MATERIAL TO PROCESS:
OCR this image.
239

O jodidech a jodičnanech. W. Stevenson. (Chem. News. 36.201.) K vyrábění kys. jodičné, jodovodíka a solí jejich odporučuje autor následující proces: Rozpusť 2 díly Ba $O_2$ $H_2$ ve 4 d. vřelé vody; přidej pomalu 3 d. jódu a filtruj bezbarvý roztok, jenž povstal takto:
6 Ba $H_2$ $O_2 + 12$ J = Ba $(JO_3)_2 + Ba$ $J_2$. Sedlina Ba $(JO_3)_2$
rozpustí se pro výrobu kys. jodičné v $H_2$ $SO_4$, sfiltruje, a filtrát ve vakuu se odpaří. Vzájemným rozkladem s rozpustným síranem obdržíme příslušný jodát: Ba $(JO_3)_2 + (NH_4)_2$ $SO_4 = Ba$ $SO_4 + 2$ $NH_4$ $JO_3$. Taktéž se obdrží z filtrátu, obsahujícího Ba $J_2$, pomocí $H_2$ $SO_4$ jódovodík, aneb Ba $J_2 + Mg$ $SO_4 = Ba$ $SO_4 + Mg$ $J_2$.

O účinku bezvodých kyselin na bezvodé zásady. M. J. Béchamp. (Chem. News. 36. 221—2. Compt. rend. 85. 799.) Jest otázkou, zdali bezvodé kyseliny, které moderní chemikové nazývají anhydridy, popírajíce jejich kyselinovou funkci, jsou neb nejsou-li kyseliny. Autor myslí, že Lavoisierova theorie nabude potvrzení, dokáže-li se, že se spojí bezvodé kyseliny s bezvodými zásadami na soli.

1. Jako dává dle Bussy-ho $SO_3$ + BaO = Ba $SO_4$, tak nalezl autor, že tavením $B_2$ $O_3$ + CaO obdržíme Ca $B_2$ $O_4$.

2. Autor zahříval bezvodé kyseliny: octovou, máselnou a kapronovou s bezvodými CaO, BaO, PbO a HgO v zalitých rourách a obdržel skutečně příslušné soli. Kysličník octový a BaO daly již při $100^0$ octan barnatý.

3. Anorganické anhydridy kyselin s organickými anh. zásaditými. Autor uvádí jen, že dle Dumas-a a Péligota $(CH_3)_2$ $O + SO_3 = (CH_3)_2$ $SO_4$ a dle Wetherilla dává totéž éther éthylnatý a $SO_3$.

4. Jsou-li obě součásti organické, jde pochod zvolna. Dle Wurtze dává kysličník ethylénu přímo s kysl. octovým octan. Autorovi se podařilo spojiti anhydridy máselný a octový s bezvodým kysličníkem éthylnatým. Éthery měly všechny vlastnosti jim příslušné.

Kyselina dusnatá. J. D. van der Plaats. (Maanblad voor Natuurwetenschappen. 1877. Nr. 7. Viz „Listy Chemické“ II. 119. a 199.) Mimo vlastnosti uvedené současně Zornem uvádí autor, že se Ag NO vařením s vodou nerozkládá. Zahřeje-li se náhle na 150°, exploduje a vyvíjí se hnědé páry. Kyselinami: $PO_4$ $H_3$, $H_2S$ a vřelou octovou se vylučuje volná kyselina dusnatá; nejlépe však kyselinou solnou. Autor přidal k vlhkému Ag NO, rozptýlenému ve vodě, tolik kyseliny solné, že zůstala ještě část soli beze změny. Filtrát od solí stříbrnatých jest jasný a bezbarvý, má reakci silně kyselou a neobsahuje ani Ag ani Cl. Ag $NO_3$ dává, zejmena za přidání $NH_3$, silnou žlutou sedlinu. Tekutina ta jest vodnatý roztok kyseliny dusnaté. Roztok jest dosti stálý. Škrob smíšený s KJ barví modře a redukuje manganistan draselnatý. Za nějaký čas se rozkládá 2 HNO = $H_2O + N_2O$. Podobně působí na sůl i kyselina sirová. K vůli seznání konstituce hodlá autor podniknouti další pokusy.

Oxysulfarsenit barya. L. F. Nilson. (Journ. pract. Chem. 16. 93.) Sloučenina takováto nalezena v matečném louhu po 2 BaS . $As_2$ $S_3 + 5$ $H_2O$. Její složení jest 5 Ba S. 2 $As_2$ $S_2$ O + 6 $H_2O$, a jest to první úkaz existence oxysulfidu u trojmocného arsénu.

REQUIREMENTS: Go back to the listing above and please repeat it exactly.

ANSWER IN FULL:
OCR this image.
239

O jodidech a jodičnanech. W. Stevenson. (Chem. News. 36.201.) K vyrábění kys. jodičné, jodovodíka a solí jejich odporučuje autor následující proces: Rozpusť 2 díly Ba $O_2$ $H_2$ ve 4 d. vřelé vody; přidej pomalu 3 d. jódu a filtruj bezbarvý roztok, jenž povstal takto:
6 Ba $H_2$ $O_2 + 12$ J = Ba $(JO_3)_2 + Ba$ $J_2$. Sedlina Ba $(JO_3)_2$
rozpustí se pro výrobu kys. jodičné v $H_2$ $SO_4$, sfiltruje, a filtrát ve vakuu se odpaří. Vzájemným rozkladem s rozpustným síranem obdržíme příslušný jodát: Ba $(JO_3)_2 + (NH_4)_2$ $SO_4 = Ba$ $SO_4 + 2$ $NH_4$ $JO_3$. Taktéž se obdrží z filtrátu, obsahujícího Ba $J_2$, pomocí $H_2$ $SO_4$ jódovodík, aneb Ba $J_2 + Mg$ $SO_4 = Ba$ $SO_4 + Mg$ $J_2$.

O účinku bezvodých kyselin na bezvodé zásady. M. J. Béchamp. (Chem. News. 36. 221—2. Compt. rend. 85. 799.) Jest otázkou, zdali bezvodé kyseliny, které moderní chemikové nazývají anhydridy, popírajíce jejich kyselinovou funkci, jsou neb nejsou-li kyseliny. Autor myslí, že Lavoisierova theorie nabude potvrzení, dokáže-li se, že se spojí bezvodé kyseliny s bezvodými zásadami na soli.

1. Jako dává dle Bussy-ho $SO_3$ + BaO = Ba $SO_4$, tak nalezl autor, že tavením $B_2$ $O_3$ + CaO obdržíme Ca $B_2$ $O_4$.

2. Autor zahříval bezvodé kyseliny: octovou, máselnou a kapronovou s bezvodými CaO, BaO, PbO a HgO v zalitých rourách a obdržel skutečně příslušné soli. Kysličník octový a BaO daly již při $100^0$ octan barnatý.

3. Anorganické anhydridy kyselin s organickými anh. zásaditými. Autor uvádí jen, že dle Dumas-a a Péligota $(CH_3)_2$ $O + SO_3 = (CH_3)_2$ $SO_4$ a dle Wetherilla dává totéž éther éthylnatý a $SO_3$.

4. Jsou-li obě součásti organické, jde pochod zvolna. Dle Wurtze dává kysličník ethylénu přímo s kysl. octovým octan. Autorovi se podařilo spojiti anhydridy máselný a octový s bezvodým kysličníkem éthylnatým. Éthery měly všechny vlastnosti jim příslušné.

Kyselina dusnatá. J. D. van der Plaats. (Maanblad voor Natuurwetenschappen. 1877. Nr. 7. Viz „Listy Chemické“ II. 119. a 199.) Mimo vlastnosti uvedené současně Zornem uvádí autor, že se Ag NO vařením s vodou nerozkládá. Zahřeje-li se náhle na 150°, exploduje a vyvíjí se hnědé páry. Kyselinami: $PO_4$ $H_3$, $H_2S$ a vřelou octovou se vylučuje volná kyselina dusnatá; nejlépe však kyselinou solnou. Autor přidal k vlhkému Ag NO, rozptýlenému ve vodě, tolik kyseliny solné, že zůstala ještě část soli beze změny. Filtrát od solí stříbrnatých jest jasný a bezbarvý, má reakci silně kyselou a neobsahuje ani Ag ani Cl. Ag $NO_3$ dává, zejmena za přidání $NH_3$, silnou žlutou sedlinu. Tekutina ta jest vodnatý roztok kyseliny dusnaté. Roztok jest dosti stálý. Škrob smíšený s KJ barví modře a redukuje manganistan draselnatý. Za nějaký čas se rozkládá 2 HNO = $H_2O + N_2O$. Podobně působí na sůl i kyselina sirová. K vůli seznání konstituce hodlá autor podniknouti další pokusy.

Oxysulfarsenit barya. L. F. Nilson. (Journ. pract. Chem. 16. 93.) Sloučenina takováto nalezena v matečném louhu po 2 BaS . $As_2$ $S_3 + 5$ $H_2O$. Její složení jest 5 Ba S. 2 $As_2$ $S_2$ O + 6 $H_2O$, a jest to první úkaz existence oxysulfidu u trojmocného arsénu.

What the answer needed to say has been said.